- **TASK GOAL**
Below are some entries; can you quote all of them exactly?

* start EXTRACTED DATA *

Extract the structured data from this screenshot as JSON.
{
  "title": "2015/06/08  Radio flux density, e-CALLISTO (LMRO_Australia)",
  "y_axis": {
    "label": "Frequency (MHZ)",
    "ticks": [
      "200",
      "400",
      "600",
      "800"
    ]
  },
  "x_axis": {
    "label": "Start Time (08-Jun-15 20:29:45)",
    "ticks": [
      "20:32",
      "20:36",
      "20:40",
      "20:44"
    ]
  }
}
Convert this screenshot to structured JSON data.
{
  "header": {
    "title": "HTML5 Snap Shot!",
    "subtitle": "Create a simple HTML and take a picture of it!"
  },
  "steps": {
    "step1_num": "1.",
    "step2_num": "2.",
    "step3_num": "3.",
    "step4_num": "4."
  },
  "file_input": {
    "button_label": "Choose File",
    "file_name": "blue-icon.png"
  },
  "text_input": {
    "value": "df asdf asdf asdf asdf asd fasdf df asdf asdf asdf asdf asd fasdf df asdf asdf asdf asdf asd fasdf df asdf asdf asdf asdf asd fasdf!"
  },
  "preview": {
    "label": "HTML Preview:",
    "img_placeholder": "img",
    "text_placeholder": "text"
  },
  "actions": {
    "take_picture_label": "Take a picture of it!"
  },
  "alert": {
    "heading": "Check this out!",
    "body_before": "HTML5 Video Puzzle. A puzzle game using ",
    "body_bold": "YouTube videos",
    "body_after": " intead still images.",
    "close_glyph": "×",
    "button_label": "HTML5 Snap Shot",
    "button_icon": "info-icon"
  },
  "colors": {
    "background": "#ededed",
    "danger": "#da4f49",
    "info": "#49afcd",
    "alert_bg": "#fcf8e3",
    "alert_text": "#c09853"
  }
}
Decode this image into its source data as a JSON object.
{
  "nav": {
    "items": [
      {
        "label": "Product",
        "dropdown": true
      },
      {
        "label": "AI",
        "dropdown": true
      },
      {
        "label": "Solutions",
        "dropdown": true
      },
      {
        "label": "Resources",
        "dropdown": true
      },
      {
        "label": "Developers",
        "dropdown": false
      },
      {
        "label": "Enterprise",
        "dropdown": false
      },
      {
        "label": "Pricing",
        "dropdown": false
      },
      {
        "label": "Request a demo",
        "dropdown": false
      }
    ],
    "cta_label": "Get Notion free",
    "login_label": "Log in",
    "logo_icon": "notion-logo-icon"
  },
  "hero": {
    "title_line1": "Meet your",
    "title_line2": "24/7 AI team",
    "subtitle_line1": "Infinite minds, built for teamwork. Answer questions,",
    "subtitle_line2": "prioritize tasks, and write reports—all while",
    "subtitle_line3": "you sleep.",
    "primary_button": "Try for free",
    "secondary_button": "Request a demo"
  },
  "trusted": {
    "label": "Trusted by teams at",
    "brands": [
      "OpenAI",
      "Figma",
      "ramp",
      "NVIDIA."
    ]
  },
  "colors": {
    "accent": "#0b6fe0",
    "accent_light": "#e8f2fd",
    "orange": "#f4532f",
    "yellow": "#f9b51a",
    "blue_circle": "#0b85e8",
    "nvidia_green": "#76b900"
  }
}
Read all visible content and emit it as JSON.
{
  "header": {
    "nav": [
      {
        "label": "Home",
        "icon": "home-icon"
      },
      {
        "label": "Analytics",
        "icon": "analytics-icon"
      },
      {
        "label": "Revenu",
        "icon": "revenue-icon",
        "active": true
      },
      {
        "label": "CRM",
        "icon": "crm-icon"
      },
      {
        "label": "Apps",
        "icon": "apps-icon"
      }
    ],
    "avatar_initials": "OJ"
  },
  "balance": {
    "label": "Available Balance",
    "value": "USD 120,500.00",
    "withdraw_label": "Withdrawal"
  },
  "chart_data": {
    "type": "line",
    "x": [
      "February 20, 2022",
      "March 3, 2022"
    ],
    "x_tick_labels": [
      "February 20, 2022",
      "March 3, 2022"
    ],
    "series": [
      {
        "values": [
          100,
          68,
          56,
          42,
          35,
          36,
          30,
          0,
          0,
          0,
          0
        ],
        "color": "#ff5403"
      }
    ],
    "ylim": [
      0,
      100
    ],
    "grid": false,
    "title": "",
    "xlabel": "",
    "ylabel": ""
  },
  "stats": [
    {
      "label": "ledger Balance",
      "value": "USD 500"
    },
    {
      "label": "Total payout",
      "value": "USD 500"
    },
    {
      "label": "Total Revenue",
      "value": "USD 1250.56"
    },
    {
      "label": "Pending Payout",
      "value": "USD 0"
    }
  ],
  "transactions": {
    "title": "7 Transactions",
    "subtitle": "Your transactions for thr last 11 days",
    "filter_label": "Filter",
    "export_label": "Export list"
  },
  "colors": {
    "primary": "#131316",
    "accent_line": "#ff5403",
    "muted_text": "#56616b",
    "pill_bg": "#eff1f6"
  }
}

* end EXTRACTED DATA *

- **RESULT**
Extract the structured data from this screenshot as JSON.
{
  "title": "2015/06/08  Radio flux density, e-CALLISTO (LMRO_Australia)",
  "y_axis": {
    "label": "Frequency (MHZ)",
    "ticks": [
      "200",
      "400",
      "600",
      "800"
    ]
  },
  "x_axis": {
    "label": "Start Time (08-Jun-15 20:29:45)",
    "ticks": [
      "20:32",
      "20:36",
      "20:40",
      "20:44"
    ]
  }
}
Convert this screenshot to structured JSON data.
{
  "header": {
    "title": "HTML5 Snap Shot!",
    "subtitle": "Create a simple HTML and take a picture of it!"
  },
  "steps": {
    "step1_num": "1.",
    "step2_num": "2.",
    "step3_num": "3.",
    "step4_num": "4."
  },
  "file_input": {
    "button_label": "Choose File",
    "file_name": "blue-icon.png"
  },
  "text_input": {
    "value": "df asdf asdf asdf asdf asd fasdf df asdf asdf asdf asdf asd fasdf df asdf asdf asdf asdf asd fasdf df asdf asdf asdf asdf asd fasdf!"
  },
  "preview": {
    "label": "HTML Preview:",
    "img_placeholder": "img",
    "text_placeholder": "text"
  },
  "actions": {
    "take_picture_label": "Take a picture of it!"
  },
  "alert": {
    "heading": "Check this out!",
    "body_before": "HTML5 Video Puzzle. A puzzle game using ",
    "body_bold": "YouTube videos",
    "body_after": " intead still images.",
    "close_glyph": "×",
    "button_label": "HTML5 Snap Shot",
    "button_icon": "info-icon"
  },
  "colors": {
    "background": "#ededed",
    "danger": "#da4f49",
    "info": "#49afcd",
    "alert_bg": "#fcf8e3",
    "alert_text": "#c09853"
  }
}
Decode this image into its source data as a JSON object.
{
  "nav": {
    "items": [
      {
        "label": "Product",
        "dropdown": true
      },
      {
        "label": "AI",
        "dropdown": true
      },
      {
        "label": "Solutions",
        "dropdown": true
      },
      {
        "label": "Resources",
        "dropdown": true
      },
      {
        "label": "Developers",
        "dropdown": false
      },
      {
        "label": "Enterprise",
        "dropdown": false
      },
      {
        "label": "Pricing",
        "dropdown": false
      },
      {
        "label": "Request a demo",
        "dropdown": false
      }
    ],
    "cta_label": "Get Notion free",
    "login_label": "Log in",
    "logo_icon": "notion-logo-icon"
  },
  "hero": {
    "title_line1": "Meet your",
    "title_line2": "24/7 AI team",
    "subtitle_line1": "Infinite minds, built for teamwork. Answer questions,",
    "subtitle_line2": "prioritize tasks, and write reports—all while",
    "subtitle_line3": "you sleep.",
    "primary_button": "Try for free",
    "secondary_button": "Request a demo"
  },
  "trusted": {
    "label": "Trusted by teams at",
    "brands": [
      "OpenAI",
      "Figma",
      "ramp",
      "NVIDIA."
    ]
  },
  "colors": {
    "accent": "#0b6fe0",
    "accent_light": "#e8f2fd",
    "orange": "#f4532f",
    "yellow": "#f9b51a",
    "blue_circle": "#0b85e8",
    "nvidia_green": "#76b900"
  }
}
Read all visible content and emit it as JSON.
{
  "header": {
    "nav": [
      {
        "label": "Home",
        "icon": "home-icon"
      },
      {
        "label": "Analytics",
        "icon": "analytics-icon"
      },
      {
        "label": "Revenu",
        "icon": "revenue-icon",
        "active": true
      },
      {
        "label": "CRM",
        "icon": "crm-icon"
      },
      {
        "label": "Apps",
        "icon": "apps-icon"
      }
    ],
    "avatar_initials": "OJ"
  },
  "balance": {
    "label": "Available Balance",
    "value": "USD 120,500.00",
    "withdraw_label": "Withdrawal"
  },
  "chart_data": {
    "type": "line",
    "x": [
      "February 20, 2022",
      "March 3, 2022"
    ],
    "x_tick_labels": [
      "February 20, 2022",
      "March 3, 2022"
    ],
    "series": [
      {
        "values": [
          100,
          68,
          56,
          42,
          35,
          36,
          30,
          0,
          0,
          0,
          0
        ],
        "color": "#ff5403"
      }
    ],
    "ylim": [
      0,
      100
    ],
    "grid": false,
    "title": "",
    "xlabel": "",
    "ylabel": ""
  },
  "stats": [
    {
      "label": "ledger Balance",
      "value": "USD 500"
    },
    {
      "label": "Total payout",
      "value": "USD 500"
    },
    {
      "label": "Total Revenue",
      "value": "USD 1250.56"
    },
    {
      "label": "Pending Payout",
      "value": "USD 0"
    }
  ],
  "transactions": {
    "title": "7 Transactions",
    "subtitle": "Your transactions for thr last 11 days",
    "filter_label": "Filter",
    "export_label": "Export list"
  },
  "colors": {
    "primary": "#131316",
    "accent_line": "#ff5403",
    "muted_text": "#56616b",
    "pill_bg": "#eff1f6"
  }
}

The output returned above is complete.